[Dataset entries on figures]
-*-

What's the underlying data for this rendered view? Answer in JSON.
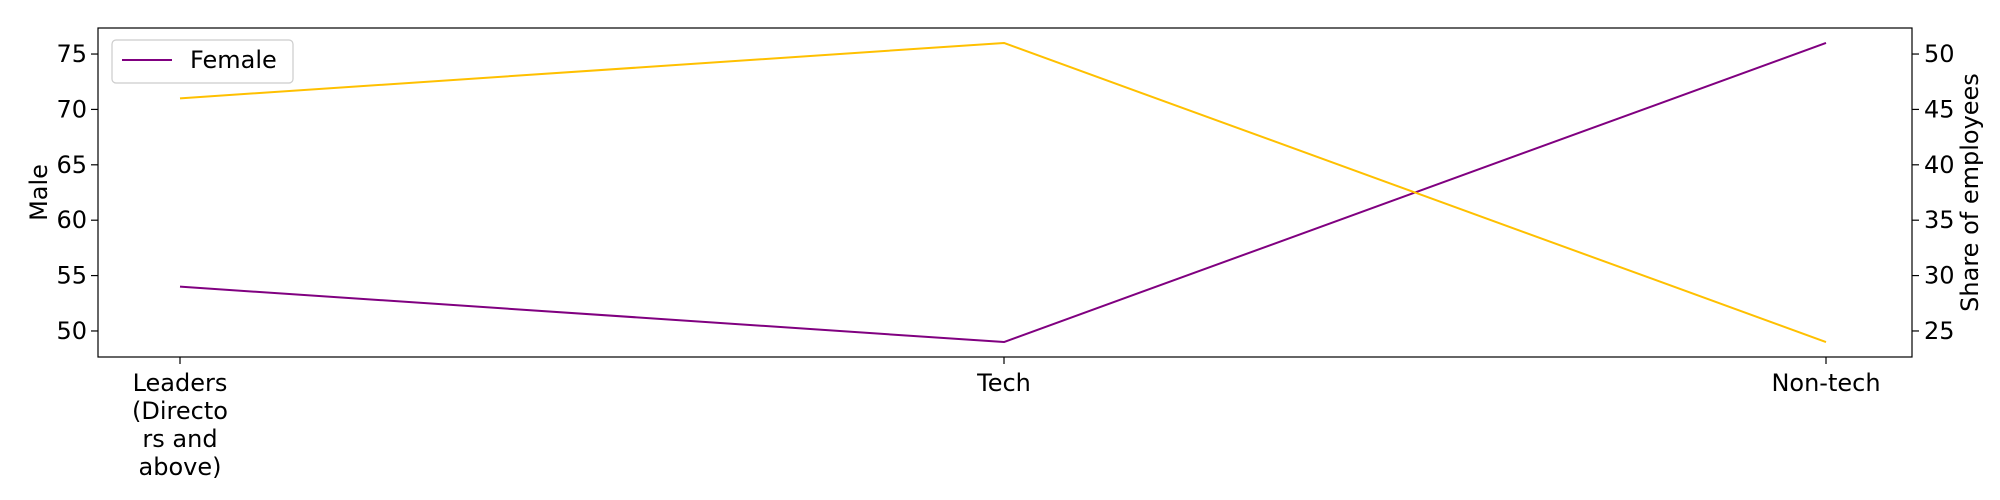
{
  "chart_data": {
    "type": "line",
    "categories": [
      "Leaders (Directors and above)",
      "Tech",
      "Non-tech"
    ],
    "category_tick_lines": [
      [
        "Leaders",
        "(Directo",
        "rs and",
        "above)"
      ],
      [
        "Tech"
      ],
      [
        "Non-tech"
      ]
    ],
    "left_axis": {
      "label": "Male",
      "ticks": [
        50,
        55,
        60,
        65,
        70,
        75
      ],
      "range": [
        47.65,
        77.35
      ]
    },
    "right_axis": {
      "label": "Share of employees",
      "ticks": [
        25,
        30,
        35,
        40,
        45,
        50
      ],
      "range": [
        22.65,
        52.35
      ]
    },
    "series": [
      {
        "name": "Female",
        "axis": "left",
        "color": "#800080",
        "values": [
          54,
          49,
          76
        ]
      },
      {
        "axis": "right",
        "color": "#FFC000",
        "values": [
          46,
          51,
          24
        ]
      }
    ],
    "legend": {
      "position": "top-left",
      "entries": [
        "Female"
      ]
    },
    "grid": false
  }
}
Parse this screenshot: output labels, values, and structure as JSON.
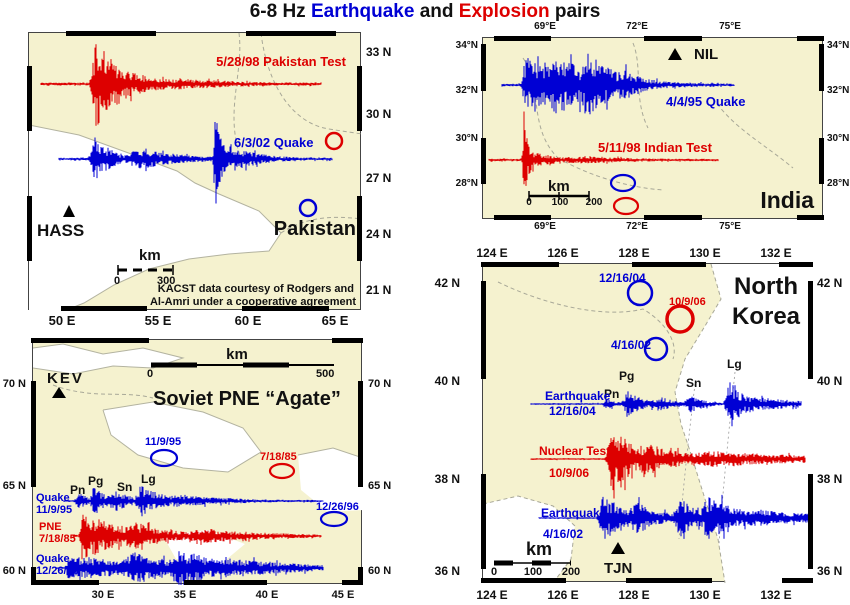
{
  "title": {
    "p1": "6-8 Hz ",
    "p2": "Earthquake",
    "p3": " and ",
    "p4": "Explosion",
    "p5": " pairs"
  },
  "colors": {
    "earthquake": "#0000d4",
    "explosion": "#dd0000",
    "land": "#f5f2cf"
  },
  "panels": {
    "pakistan": {
      "region_label": "Pakistan",
      "station": "HASS",
      "explosion_trace_label": "5/28/98 Pakistan Test",
      "quake_trace_label": "6/3/02 Quake",
      "scale_unit": "km",
      "scale_start": "0",
      "scale_end": "300",
      "credit1": "KACST data courtesy of Rodgers and",
      "credit2": "Al-Amri under a cooperative agreement",
      "lat": [
        "33 N",
        "30 N",
        "27 N",
        "24 N",
        "21 N"
      ],
      "lon": [
        "50 E",
        "55 E",
        "60 E",
        "65 E"
      ]
    },
    "india": {
      "region_label": "India",
      "station": "NIL",
      "quake_trace_label": "4/4/95 Quake",
      "explosion_trace_label": "5/11/98 Indian Test",
      "scale_unit": "km",
      "scale_ticks": [
        "0",
        "100",
        "200"
      ],
      "lat": [
        "34°N",
        "32°N",
        "30°N",
        "28°N"
      ],
      "lon": [
        "69°E",
        "72°E",
        "75°E"
      ]
    },
    "soviet": {
      "title": "Soviet PNE “Agate”",
      "station": "KEV",
      "scale_unit": "km",
      "scale_start": "0",
      "scale_end": "500",
      "quake1_marker": "11/9/95",
      "pne_marker": "7/18/85",
      "quake2_marker": "12/26/96",
      "trace1_line1": "Quake",
      "trace1_line2": "11/9/95",
      "trace2_line1": "PNE",
      "trace2_line2": "7/18/85",
      "trace3_line1": "Quake",
      "trace3_line2": "12/26/96",
      "phases": [
        "Pn",
        "Pg",
        "Sn",
        "Lg"
      ],
      "lat": [
        "70 N",
        "65 N",
        "60 N"
      ],
      "lon": [
        "30 E",
        "35 E",
        "40 E",
        "45 E"
      ]
    },
    "nkorea": {
      "region_line1": "North",
      "region_line2": "Korea",
      "station": "TJN",
      "quake1_marker": "12/16/04",
      "test_marker": "10/9/06",
      "quake2_marker": "4/16/02",
      "trace1_line1": "Earthquake",
      "trace1_line2": "12/16/04",
      "trace2_line1": "Nuclear Test",
      "trace2_line2": "10/9/06",
      "trace3_line1": "Earthquake",
      "trace3_line2": "4/16/02",
      "phases": [
        "Pn",
        "Pg",
        "Sn",
        "Lg"
      ],
      "scale_unit": "km",
      "scale_ticks": [
        "0",
        "100",
        "200"
      ],
      "lat": [
        "42 N",
        "40 N",
        "38 N",
        "36 N"
      ],
      "lon": [
        "124 E",
        "126 E",
        "128 E",
        "130 E",
        "132 E"
      ]
    }
  }
}
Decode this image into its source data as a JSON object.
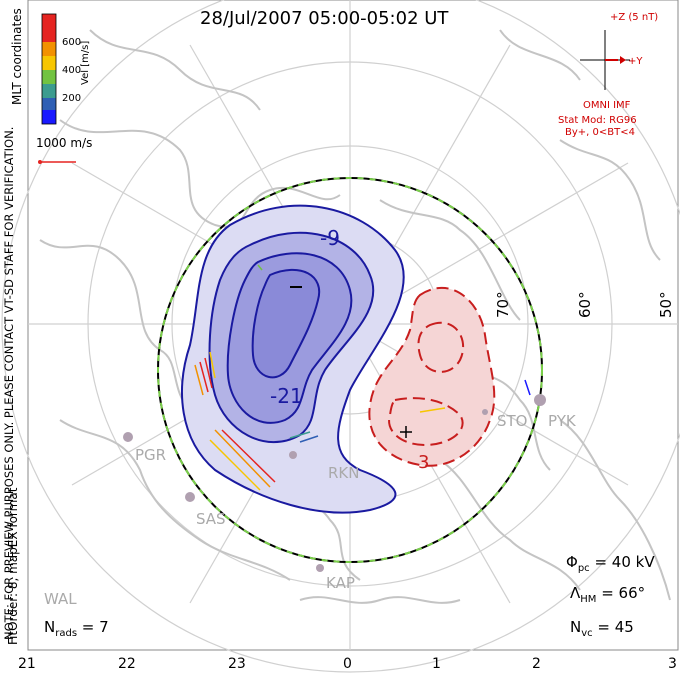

-*-

• What you need to do:
Gather up the lines containing the word "station" from these records and copy them.

• Worked answer:
      "station": "HASS",
      "station": "NIL",
      "station": "KEV",
      "station": "TJN",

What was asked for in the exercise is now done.